__TASK INSTRUCTIONS__. Only lines holding the string "施工队伍进场" are wanted; copy each one from the material.

__EXTRACTED ENTRIES__.
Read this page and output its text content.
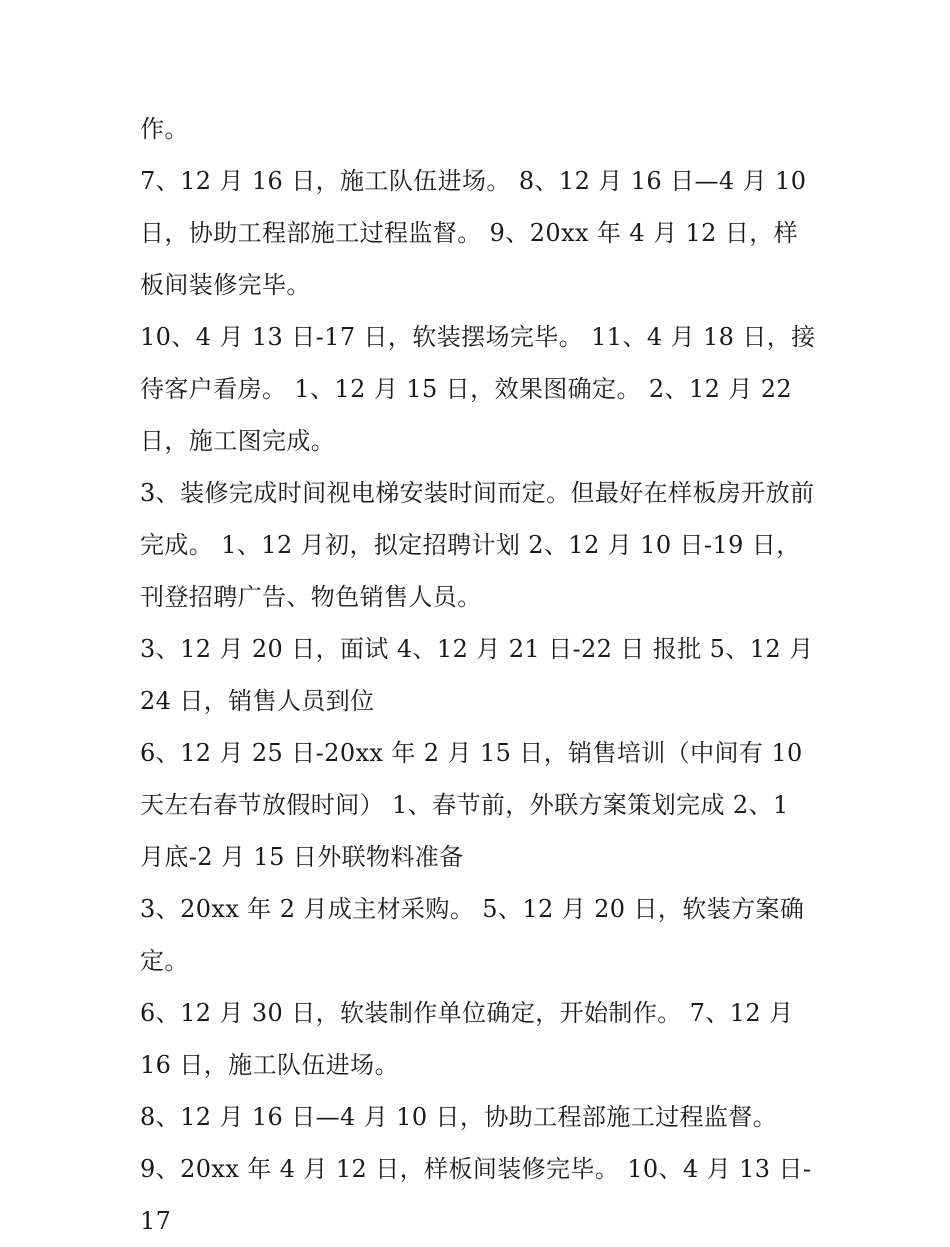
作。

7、12 月 16 日，施工队伍进场。 8、12 月 16 日—4 月 10 日，协助工程部施工过程监督。 9、20xx 年 4 月 12 日，样板间装修完毕。

10、4 月 13 日-17 日，软装摆场完毕。 11、4 月 18 日，接待客户看房。 1、12 月 15 日，效果图确定。 2、12 月 22 日，施工图完成。

3、装修完成时间视电梯安装时间而定。但最好在样板房开放前完成。 1、12 月初，拟定招聘计划 2、12 月 10 日-19 日，刊登招聘广告、物色销售人员。

3、12 月 20 日，面试 4、12 月 21 日-22 日 报批 5、12 月 24 日，销售人员到位

6、12 月 25 日-20xx 年 2 月 15 日，销售培训（中间有 10 天左右春节放假时间） 1、春节前，外联方案策划完成 2、1 月底-2 月 15 日外联物料准备

3、20xx 年 2 月成主材采购。 5、12 月 20 日，软装方案确定。

6、12 月 30 日，软装制作单位确定，开始制作。 7、12 月 16 日，施工队伍进场。

8、12 月 16 日—4 月 10 日，协助工程部施工过程监督。

9、20xx 年 4 月 12 日，样板间装修完毕。 10、4 月 13 日-17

__PROBLEM SOLUTION__.
7、12 月 16 日，施工队伍进场。 8、12 月 16 日—4 月 10 日，协助工程部施工过程监督。 9、20xx 年 4 月 12 日，样板间装修完毕。
6、12 月 30 日，软装制作单位确定，开始制作。 7、12 月 16 日，施工队伍进场。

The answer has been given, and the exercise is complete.